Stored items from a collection
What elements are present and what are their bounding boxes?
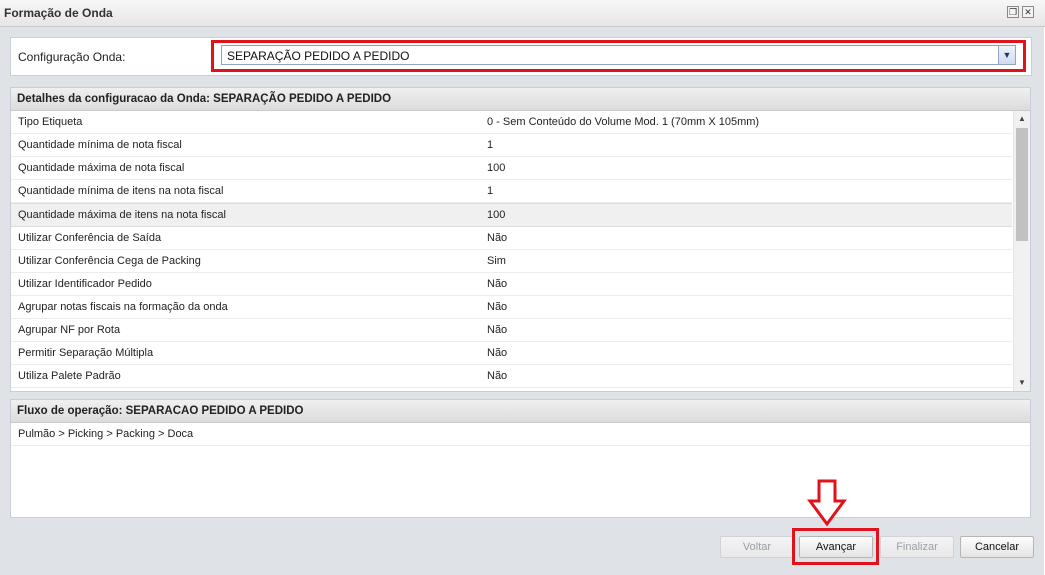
table-row[interactable]: Quantidade mínima de nota fiscal 1 xyxy=(11,134,1012,157)
row-value: Não xyxy=(487,232,508,244)
arrow-down-icon xyxy=(807,479,847,527)
row-value: Não xyxy=(487,278,508,290)
details-panel: Detalhes da configuracao da Onda: SEPARA… xyxy=(10,87,1031,392)
table-row[interactable]: Quantidade mínima de itens na nota fisca… xyxy=(11,180,1012,203)
row-key: Quantidade mínima de nota fiscal xyxy=(18,139,182,151)
row-key: Utilizar Conferência Cega de Packing xyxy=(18,255,201,267)
voltar-button[interactable]: Voltar xyxy=(720,536,794,558)
details-grid: Tipo Etiqueta 0 - Sem Conteúdo do Volume … xyxy=(11,111,1012,391)
table-row[interactable]: Quantidade máxima de nota fiscal 100 xyxy=(11,157,1012,180)
row-key: Quantidade máxima de nota fiscal xyxy=(18,162,185,174)
row-value: 1 xyxy=(487,185,494,197)
fluxo-path: Pulmão > Picking > Packing > Doca xyxy=(18,428,194,440)
table-row[interactable]: Quantidade máxima de itens na nota fisca… xyxy=(11,203,1012,227)
row-value: 100 xyxy=(487,209,506,221)
row-value: Não xyxy=(487,324,508,336)
row-value: Não xyxy=(487,347,508,359)
restore-icon[interactable]: ❐ xyxy=(1007,6,1019,18)
row-key: Quantidade mínima de itens na nota fisca… xyxy=(18,185,224,197)
row-key: Permitir Separação Múltipla xyxy=(18,347,154,359)
fluxo-panel: Fluxo de operação: SEPARACAO PEDIDO A PE… xyxy=(10,399,1031,518)
row-value: 1 xyxy=(487,139,494,151)
details-header: Detalhes da configuracao da Onda: SEPARA… xyxy=(11,88,1030,111)
highlight-box-select xyxy=(211,40,1026,72)
row-key: Tipo Etiqueta xyxy=(18,116,83,128)
scroll-thumb[interactable] xyxy=(1016,128,1028,241)
row-key: Utilizar Conferência de Saída xyxy=(18,232,162,244)
row-key: Agrupar NF por Rota xyxy=(18,324,121,336)
config-label: Configuração Onda: xyxy=(18,50,126,64)
details-scrollbar[interactable]: ▲ ▼ xyxy=(1013,111,1030,391)
window-title: Formação de Onda xyxy=(4,6,113,20)
table-row[interactable]: Faturamento por PaleteNão xyxy=(11,388,1012,391)
scroll-up-icon[interactable]: ▲ xyxy=(1014,111,1030,127)
highlight-box-avancar xyxy=(792,528,879,565)
table-row[interactable]: Utiliza Palete Padrão Não xyxy=(11,365,1012,388)
row-key: Agrupar notas fiscais na formação da ond… xyxy=(18,301,228,313)
cancelar-button[interactable]: Cancelar xyxy=(960,536,1034,558)
close-icon[interactable]: ✕ xyxy=(1022,6,1034,18)
table-row[interactable]: Utilizar Conferência de Saída Não xyxy=(11,227,1012,250)
table-row[interactable]: Permitir Separação Múltipla Não xyxy=(11,342,1012,365)
table-row[interactable]: Utilizar Identificador Pedido Não xyxy=(11,273,1012,296)
table-row[interactable]: Utilizar Conferência Cega de Packing Sim xyxy=(11,250,1012,273)
row-key: Quantidade máxima de itens na nota fisca… xyxy=(18,209,226,221)
row-value: Não xyxy=(487,370,508,382)
row-value: 100 xyxy=(487,162,506,174)
row-value: 0 - Sem Conteúdo do Volume Mod. 1 (70mm … xyxy=(487,116,760,128)
table-row[interactable]: Agrupar NF por Rota Não xyxy=(11,319,1012,342)
table-row[interactable]: Tipo Etiqueta 0 - Sem Conteúdo do Volume … xyxy=(11,111,1012,134)
table-row[interactable]: Agrupar notas fiscais na formação da ond… xyxy=(11,296,1012,319)
fluxo-row: Pulmão > Picking > Packing > Doca xyxy=(11,423,1030,446)
row-value: Não xyxy=(487,301,508,313)
scroll-down-icon[interactable]: ▼ xyxy=(1014,375,1030,391)
row-key: Utiliza Palete Padrão xyxy=(18,370,121,382)
row-key: Utilizar Identificador Pedido xyxy=(18,278,152,290)
fluxo-header: Fluxo de operação: SEPARACAO PEDIDO A PE… xyxy=(11,400,1030,423)
window-titlebar: Formação de Onda ❐ ✕ xyxy=(0,0,1045,27)
row-value: Sim xyxy=(487,255,506,267)
finalizar-button[interactable]: Finalizar xyxy=(880,536,954,558)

* **Exercise details**
Can you return the whole listing above unchanged, line for line, leaving out the picture lines?

* **Expected answer**
What elements are present and what are their bounding boxes?
table-row[interactable]: Quantidade mínima de nota fiscal 1 xyxy=(11,134,1012,157)
row-value: Não xyxy=(487,232,508,244)
arrow-down-icon xyxy=(807,479,847,527)
row-value: Não xyxy=(487,278,508,290)
details-panel: Detalhes da configuracao da Onda: SEPARA… xyxy=(10,87,1031,392)
table-row[interactable]: Quantidade mínima de itens na nota fisca… xyxy=(11,180,1012,203)
row-key: Quantidade mínima de nota fiscal xyxy=(18,139,182,151)
row-key: Utilizar Conferência Cega de Packing xyxy=(18,255,201,267)
voltar-button[interactable]: Voltar xyxy=(720,536,794,558)
details-grid: Tipo Etiqueta 0 - Sem Conteúdo do Volume … xyxy=(11,111,1012,391)
table-row[interactable]: Quantidade máxima de nota fiscal 100 xyxy=(11,157,1012,180)
row-key: Quantidade máxima de nota fiscal xyxy=(18,162,185,174)
row-value: 1 xyxy=(487,185,494,197)
fluxo-path: Pulmão > Picking > Packing > Doca xyxy=(18,428,194,440)
table-row[interactable]: Quantidade máxima de itens na nota fisca… xyxy=(11,203,1012,227)
row-value: 100 xyxy=(487,209,506,221)
row-value: Não xyxy=(487,324,508,336)
row-value: Não xyxy=(487,347,508,359)
restore-icon[interactable]: ❐ xyxy=(1007,6,1019,18)
row-key: Quantidade mínima de itens na nota fisca… xyxy=(18,185,224,197)
row-key: Permitir Separação Múltipla xyxy=(18,347,154,359)
fluxo-panel: Fluxo de operação: SEPARACAO PEDIDO A PE… xyxy=(10,399,1031,518)
row-value: 1 xyxy=(487,139,494,151)
details-header: Detalhes da configuracao da Onda: SEPARA… xyxy=(11,88,1030,111)
highlight-box-select xyxy=(211,40,1026,72)
row-key: Tipo Etiqueta xyxy=(18,116,83,128)
scroll-thumb[interactable] xyxy=(1016,128,1028,241)
row-key: Utilizar Conferência de Saída xyxy=(18,232,162,244)
row-key: Agrupar NF por Rota xyxy=(18,324,121,336)
config-label: Configuração Onda: xyxy=(18,50,126,64)
details-scrollbar[interactable]: ▲ ▼ xyxy=(1013,111,1030,391)
window-title: Formação de Onda xyxy=(4,6,113,20)
table-row[interactable]: Faturamento por PaleteNão xyxy=(11,388,1012,391)
scroll-up-icon[interactable]: ▲ xyxy=(1014,111,1030,127)
highlight-box-avancar xyxy=(792,528,879,565)
table-row[interactable]: Utiliza Palete Padrão Não xyxy=(11,365,1012,388)
row-key: Agrupar notas fiscais na formação da ond… xyxy=(18,301,228,313)
cancelar-button[interactable]: Cancelar xyxy=(960,536,1034,558)
close-icon[interactable]: ✕ xyxy=(1022,6,1034,18)
table-row[interactable]: Utilizar Conferência de Saída Não xyxy=(11,227,1012,250)
table-row[interactable]: Permitir Separação Múltipla Não xyxy=(11,342,1012,365)
table-row[interactable]: Utilizar Identificador Pedido Não xyxy=(11,273,1012,296)
table-row[interactable]: Utilizar Conferência Cega de Packing Sim xyxy=(11,250,1012,273)
row-key: Quantidade máxima de itens na nota fisca… xyxy=(18,209,226,221)
row-value: Não xyxy=(487,370,508,382)
row-value: 100 xyxy=(487,162,506,174)
row-value: 0 - Sem Conteúdo do Volume Mod. 1 (70mm … xyxy=(487,116,760,128)
table-row[interactable]: Agrupar NF por Rota Não xyxy=(11,319,1012,342)
table-row[interactable]: Tipo Etiqueta 0 - Sem Conteúdo do Volume … xyxy=(11,111,1012,134)
table-row[interactable]: Agrupar notas fiscais na formação da ond… xyxy=(11,296,1012,319)
fluxo-row: Pulmão > Picking > Packing > Doca xyxy=(11,423,1030,446)
row-value: Não xyxy=(487,301,508,313)
scroll-down-icon[interactable]: ▼ xyxy=(1014,375,1030,391)
row-key: Utiliza Palete Padrão xyxy=(18,370,121,382)
row-key: Utilizar Identificador Pedido xyxy=(18,278,152,290)
fluxo-header: Fluxo de operação: SEPARACAO PEDIDO A PE… xyxy=(11,400,1030,423)
window-titlebar: Formação de Onda ❐ ✕ xyxy=(0,0,1045,27)
row-value: Sim xyxy=(487,255,506,267)
finalizar-button[interactable]: Finalizar xyxy=(880,536,954,558)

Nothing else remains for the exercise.